# [Prompt]
Rewrite the data below, changing "bounding boxes" to "box coordinates" and keeping everything else the same. Leave the pictures out of your answer.
···
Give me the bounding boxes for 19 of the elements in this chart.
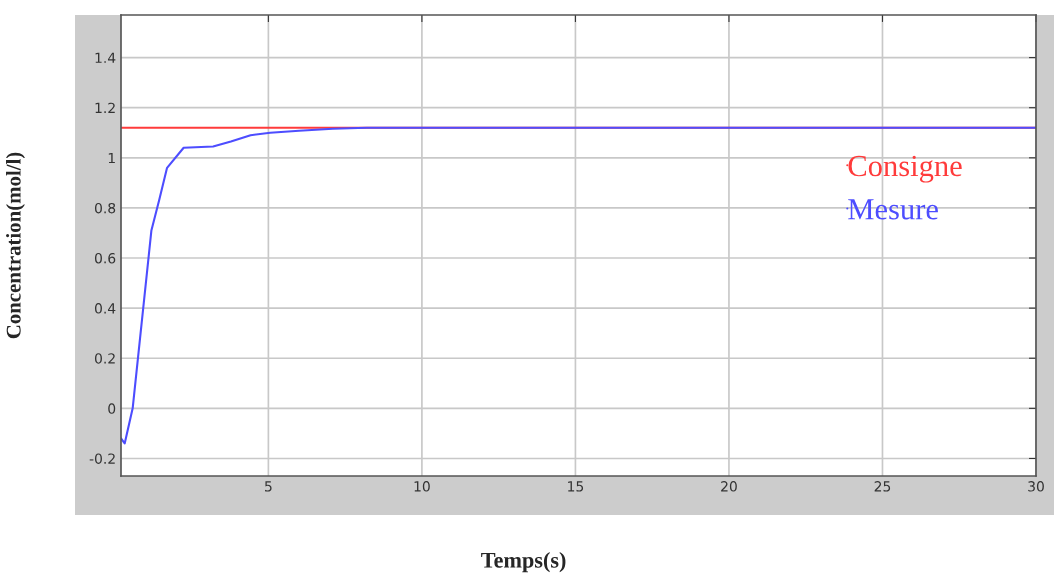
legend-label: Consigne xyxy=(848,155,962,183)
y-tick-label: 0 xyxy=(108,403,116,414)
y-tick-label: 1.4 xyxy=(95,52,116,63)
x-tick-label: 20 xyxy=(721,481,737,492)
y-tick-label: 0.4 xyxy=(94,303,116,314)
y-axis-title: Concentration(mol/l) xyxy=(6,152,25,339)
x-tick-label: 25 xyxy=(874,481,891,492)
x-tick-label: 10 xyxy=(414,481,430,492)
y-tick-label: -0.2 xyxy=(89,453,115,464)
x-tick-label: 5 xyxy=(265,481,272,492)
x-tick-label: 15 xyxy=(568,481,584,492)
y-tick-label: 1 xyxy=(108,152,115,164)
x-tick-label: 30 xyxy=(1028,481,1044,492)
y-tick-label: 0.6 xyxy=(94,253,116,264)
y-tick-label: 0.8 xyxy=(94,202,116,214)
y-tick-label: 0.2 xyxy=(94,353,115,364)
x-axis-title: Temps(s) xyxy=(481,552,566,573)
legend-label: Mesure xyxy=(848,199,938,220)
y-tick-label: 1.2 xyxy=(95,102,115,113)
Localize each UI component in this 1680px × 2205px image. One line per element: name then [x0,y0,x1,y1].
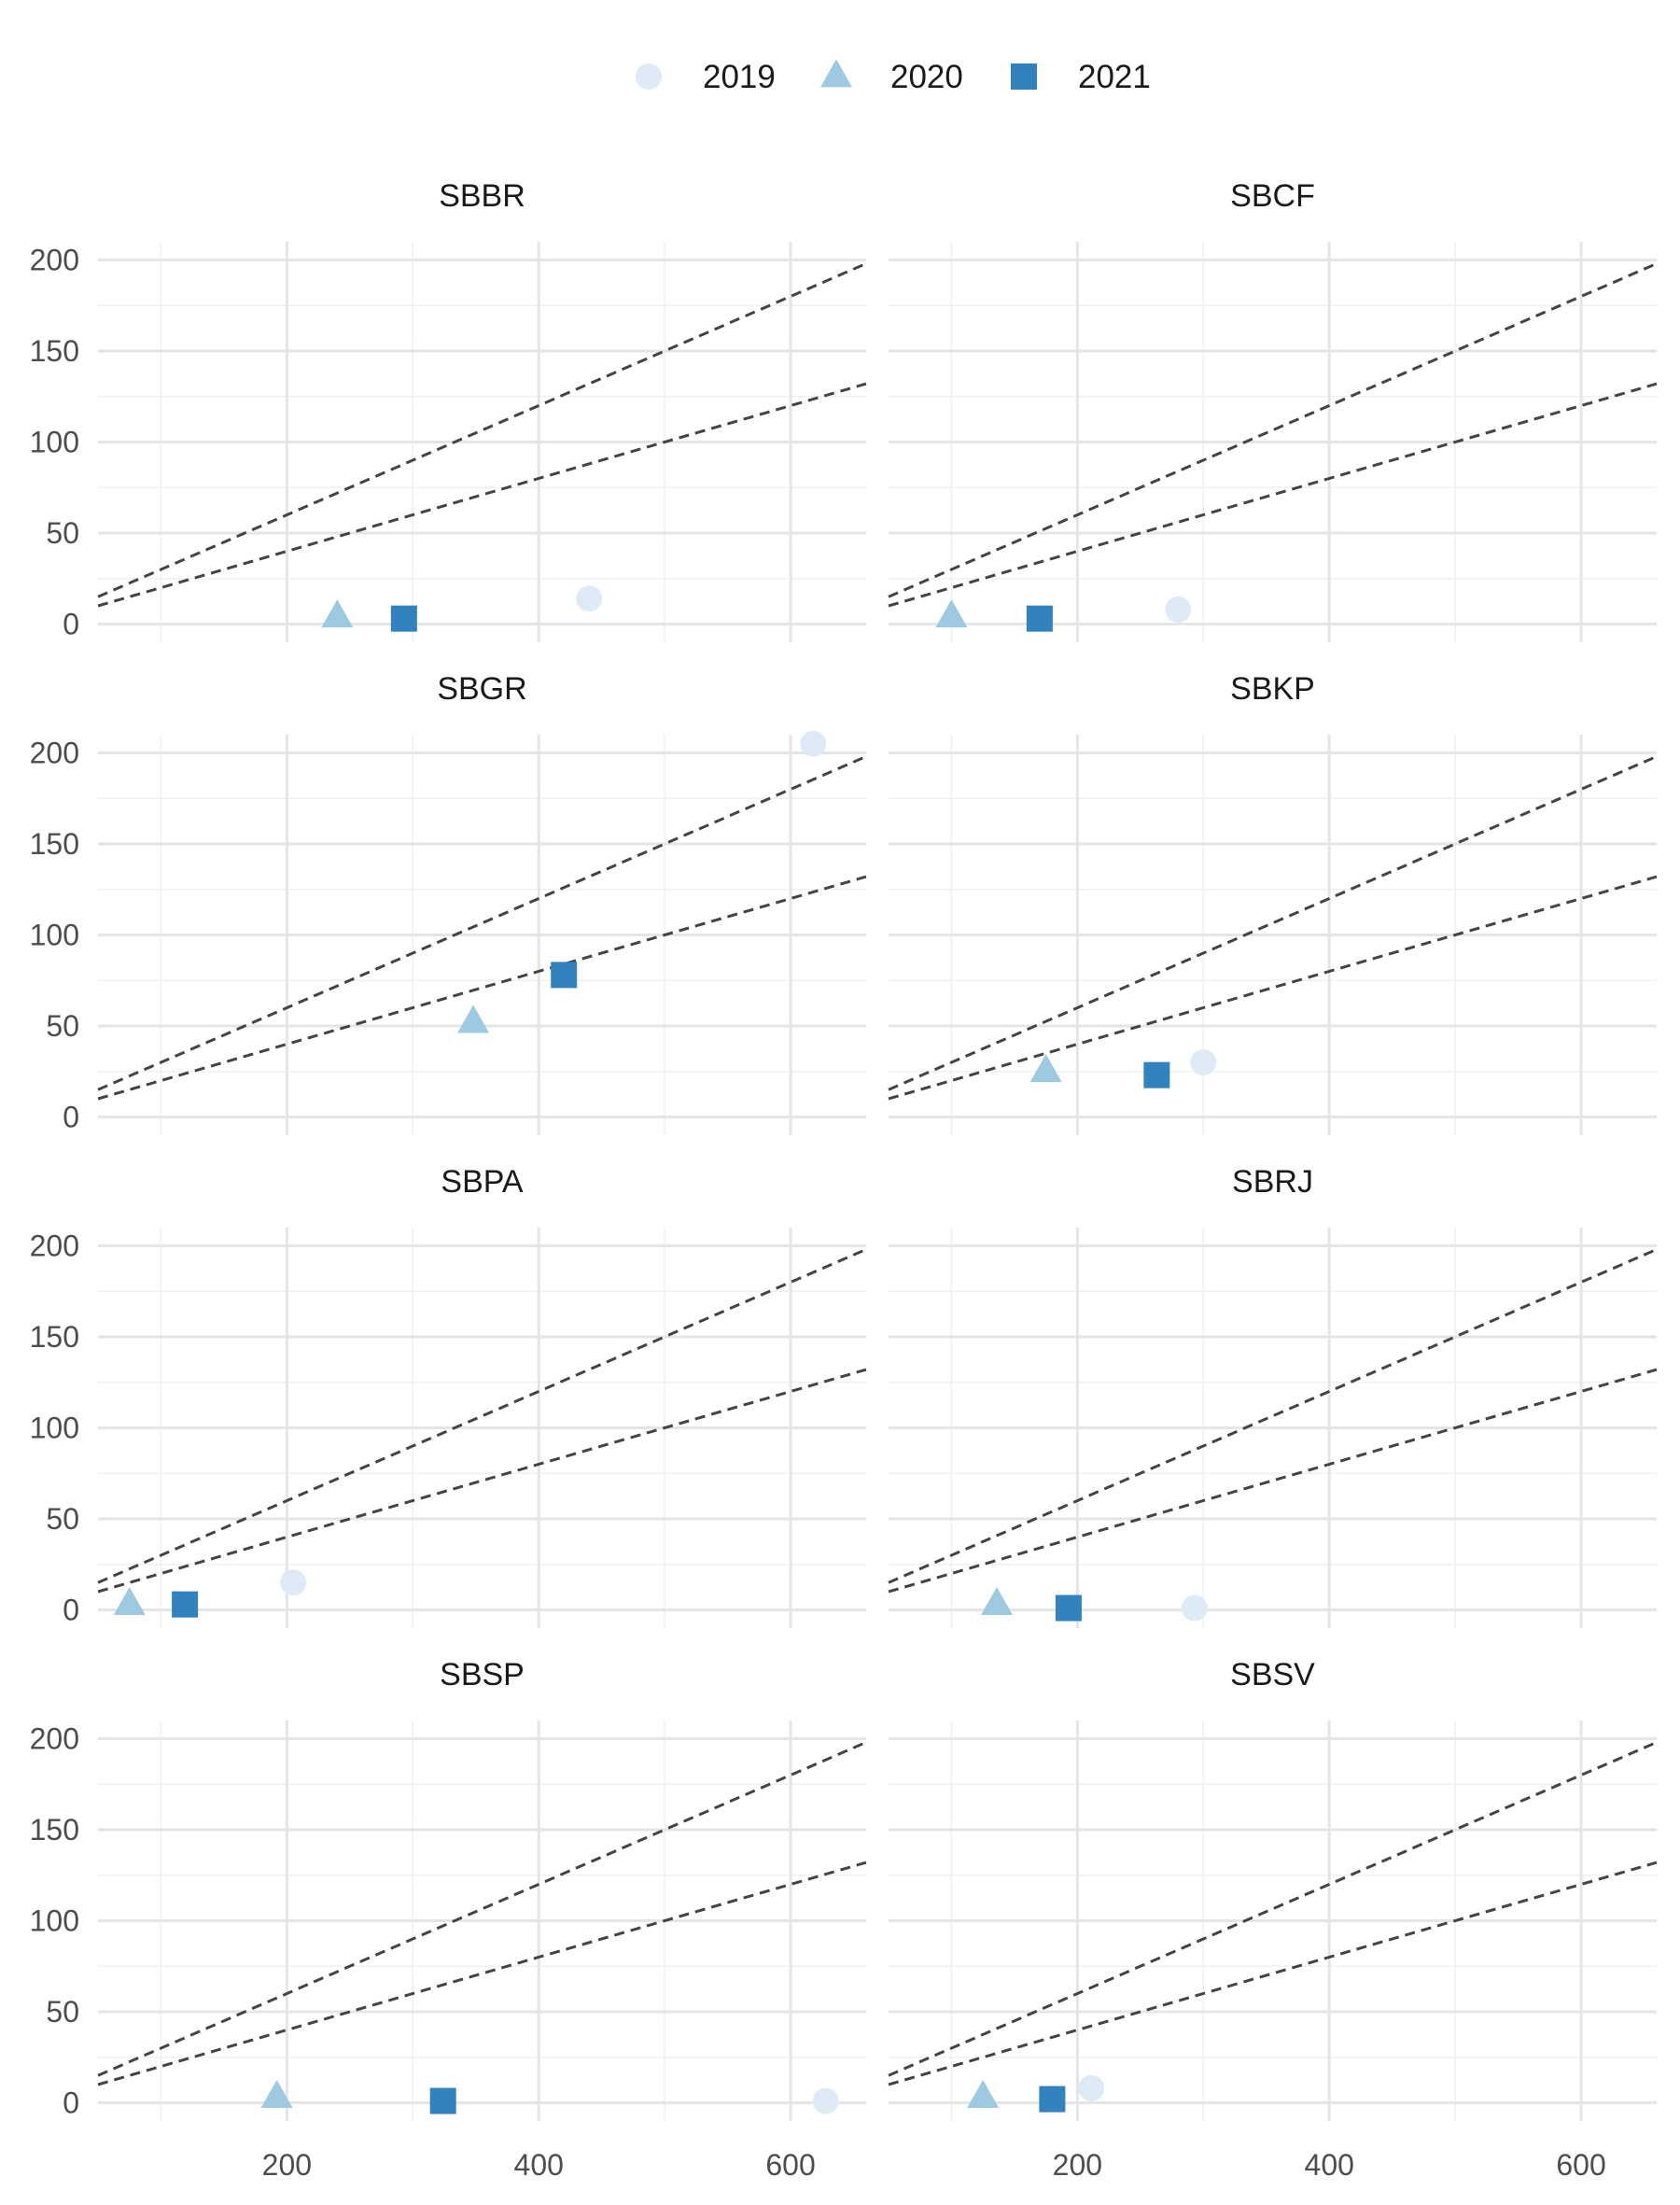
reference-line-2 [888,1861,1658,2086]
···
# [Solution to this exercise]
Give me the box coordinates for 19 of the elements in this chart.
legend-label: Consigne xyxy=(848,155,962,183)
y-tick-label: 0 xyxy=(108,403,116,414)
y-tick-label: 1.4 xyxy=(95,52,116,63)
x-tick-label: 20 xyxy=(721,481,737,492)
y-tick-label: 0.4 xyxy=(94,303,116,314)
y-axis-title: Concentration(mol/l) xyxy=(6,152,25,339)
x-tick-label: 25 xyxy=(874,481,891,492)
x-tick-label: 10 xyxy=(414,481,430,492)
y-tick-label: -0.2 xyxy=(89,453,115,464)
x-tick-label: 5 xyxy=(265,481,272,492)
x-tick-label: 15 xyxy=(568,481,584,492)
y-tick-label: 1 xyxy=(108,152,115,164)
x-tick-label: 30 xyxy=(1028,481,1044,492)
y-tick-label: 0.6 xyxy=(94,253,116,264)
y-tick-label: 0.8 xyxy=(94,202,116,214)
y-tick-label: 0.2 xyxy=(94,353,115,364)
x-axis-title: Temps(s) xyxy=(481,552,566,573)
legend-label: Mesure xyxy=(848,199,938,220)
y-tick-label: 1.2 xyxy=(95,102,115,113)
Localize each UI component in this 1680px × 2205px image. One line per element: name then [x0,y0,x1,y1].
reference-line-2 [888,1861,1658,2086]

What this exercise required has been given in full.